-- BEGIN --

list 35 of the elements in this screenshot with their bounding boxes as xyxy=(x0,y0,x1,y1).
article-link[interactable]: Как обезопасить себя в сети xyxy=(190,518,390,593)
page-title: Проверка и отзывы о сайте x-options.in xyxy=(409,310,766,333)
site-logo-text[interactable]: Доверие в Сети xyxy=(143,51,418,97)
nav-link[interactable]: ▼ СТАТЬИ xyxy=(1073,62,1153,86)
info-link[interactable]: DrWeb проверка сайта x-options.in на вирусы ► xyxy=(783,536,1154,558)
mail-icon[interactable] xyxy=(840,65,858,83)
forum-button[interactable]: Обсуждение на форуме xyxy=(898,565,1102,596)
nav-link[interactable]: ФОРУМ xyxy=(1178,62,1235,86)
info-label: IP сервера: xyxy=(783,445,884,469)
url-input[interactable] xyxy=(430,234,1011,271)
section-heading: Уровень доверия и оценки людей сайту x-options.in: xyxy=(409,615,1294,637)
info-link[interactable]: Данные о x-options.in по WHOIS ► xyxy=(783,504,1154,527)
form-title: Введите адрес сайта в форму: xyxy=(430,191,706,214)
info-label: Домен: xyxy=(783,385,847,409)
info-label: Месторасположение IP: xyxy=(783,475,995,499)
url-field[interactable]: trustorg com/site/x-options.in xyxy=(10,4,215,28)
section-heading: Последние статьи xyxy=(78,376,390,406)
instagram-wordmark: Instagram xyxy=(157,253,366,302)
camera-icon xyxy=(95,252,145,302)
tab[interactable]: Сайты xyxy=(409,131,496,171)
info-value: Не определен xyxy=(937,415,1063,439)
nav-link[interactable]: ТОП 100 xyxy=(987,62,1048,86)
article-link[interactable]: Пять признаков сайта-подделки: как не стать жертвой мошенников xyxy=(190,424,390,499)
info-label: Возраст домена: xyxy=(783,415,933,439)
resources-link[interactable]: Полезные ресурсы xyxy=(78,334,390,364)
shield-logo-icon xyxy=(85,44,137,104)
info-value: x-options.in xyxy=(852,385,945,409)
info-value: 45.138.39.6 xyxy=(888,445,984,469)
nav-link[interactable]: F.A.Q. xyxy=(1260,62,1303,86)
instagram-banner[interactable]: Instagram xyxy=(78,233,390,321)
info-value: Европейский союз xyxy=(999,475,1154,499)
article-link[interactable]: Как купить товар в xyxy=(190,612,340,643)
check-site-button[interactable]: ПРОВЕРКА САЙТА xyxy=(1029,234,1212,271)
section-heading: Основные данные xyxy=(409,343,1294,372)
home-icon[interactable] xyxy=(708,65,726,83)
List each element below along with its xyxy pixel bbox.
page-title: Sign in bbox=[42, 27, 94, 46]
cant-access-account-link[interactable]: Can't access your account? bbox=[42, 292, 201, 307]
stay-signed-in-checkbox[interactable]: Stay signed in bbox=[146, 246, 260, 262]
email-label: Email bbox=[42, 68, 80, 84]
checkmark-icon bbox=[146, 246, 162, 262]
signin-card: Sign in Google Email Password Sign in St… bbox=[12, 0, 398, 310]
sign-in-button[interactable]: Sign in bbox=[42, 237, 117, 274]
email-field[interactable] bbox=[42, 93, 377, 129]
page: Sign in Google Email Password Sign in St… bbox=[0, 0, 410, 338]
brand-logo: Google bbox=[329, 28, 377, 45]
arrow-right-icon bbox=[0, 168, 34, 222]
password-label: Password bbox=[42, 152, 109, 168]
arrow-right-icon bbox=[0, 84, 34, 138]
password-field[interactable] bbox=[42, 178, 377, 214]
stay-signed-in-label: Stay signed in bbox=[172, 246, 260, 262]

-- END --

What is asked:
Rewrite every line of the records above as one numbered list, leaving out any blank lines.

In response:
1. list 35 of the elements in this screenshot with their bounding boxes as xyxy=(x0,y0,x1,y1).
2. article-link[interactable]: Как обезопасить себя в сети xyxy=(190,518,390,593)
3. page-title: Проверка и отзывы о сайте x-options.in xyxy=(409,310,766,333)
4. site-logo-text[interactable]: Доверие в Сети xyxy=(143,51,418,97)
5. nav-link[interactable]: ▼ СТАТЬИ xyxy=(1073,62,1153,86)
6. info-link[interactable]: DrWeb проверка сайта x-options.in на вирусы ► xyxy=(783,536,1154,558)
7. mail-icon[interactable] xyxy=(840,65,858,83)
8. forum-button[interactable]: Обсуждение на форуме xyxy=(898,565,1102,596)
9. nav-link[interactable]: ФОРУМ xyxy=(1178,62,1235,86)
10. info-label: IP сервера: xyxy=(783,445,884,469)
11. url-input[interactable] xyxy=(430,234,1011,271)
12. section-heading: Уровень доверия и оценки людей сайту x-options.in: xyxy=(409,615,1294,637)
13. info-link[interactable]: Данные о x-options.in по WHOIS ► xyxy=(783,504,1154,527)
14. form-title: Введите адрес сайта в форму: xyxy=(430,191,706,214)
15. info-label: Домен: xyxy=(783,385,847,409)
16. info-label: Месторасположение IP: xyxy=(783,475,995,499)
17. url-field[interactable]: trustorg com/site/x-options.in xyxy=(10,4,215,28)
18. section-heading: Последние статьи xyxy=(78,376,390,406)
19. instagram-wordmark: Instagram xyxy=(157,253,366,302)
20. camera-icon xyxy=(95,252,145,302)
21. tab[interactable]: Сайты xyxy=(409,131,496,171)
22. info-value: Не определен xyxy=(937,415,1063,439)
23. nav-link[interactable]: ТОП 100 xyxy=(987,62,1048,86)
24. article-link[interactable]: Пять признаков сайта-подделки: как не стать жертвой мошенников xyxy=(190,424,390,499)
25. info-label: Возраст домена: xyxy=(783,415,933,439)
26. resources-link[interactable]: Полезные ресурсы xyxy=(78,334,390,364)
27. shield-logo-icon xyxy=(85,44,137,104)
28. info-value: x-options.in xyxy=(852,385,945,409)
29. info-value: 45.138.39.6 xyxy=(888,445,984,469)
30. nav-link[interactable]: F.A.Q. xyxy=(1260,62,1303,86)
31. instagram-banner[interactable]: Instagram xyxy=(78,233,390,321)
32. info-value: Европейский союз xyxy=(999,475,1154,499)
33. article-link[interactable]: Как купить товар в xyxy=(190,612,340,643)
34. check-site-button[interactable]: ПРОВЕРКА САЙТА xyxy=(1029,234,1212,271)
35. section-heading: Основные данные xyxy=(409,343,1294,372)
36. home-icon[interactable] xyxy=(708,65,726,83)
37. List each element below along with its xyxy pixel bbox.
38. page-title: Sign in bbox=[42, 27, 94, 46]
39. cant-access-account-link[interactable]: Can't access your account? bbox=[42, 292, 201, 307]
40. stay-signed-in-checkbox[interactable]: Stay signed in bbox=[146, 246, 260, 262]
41. email-label: Email bbox=[42, 68, 80, 84]
42. checkmark-icon bbox=[146, 246, 162, 262]
43. signin-card: Sign in Google Email Password Sign in St… bbox=[12, 0, 398, 310]
44. sign-in-button[interactable]: Sign in bbox=[42, 237, 117, 274]
45. email-field[interactable] bbox=[42, 93, 377, 129]
46. page: Sign in Google Email Password Sign in St… bbox=[0, 0, 410, 338]
47. brand-logo: Google bbox=[329, 28, 377, 45]
48. arrow-right-icon bbox=[0, 168, 34, 222]
49. password-label: Password bbox=[42, 152, 109, 168]
50. arrow-right-icon bbox=[0, 84, 34, 138]
51. password-field[interactable] bbox=[42, 178, 377, 214]
52. stay-signed-in-label: Stay signed in bbox=[172, 246, 260, 262]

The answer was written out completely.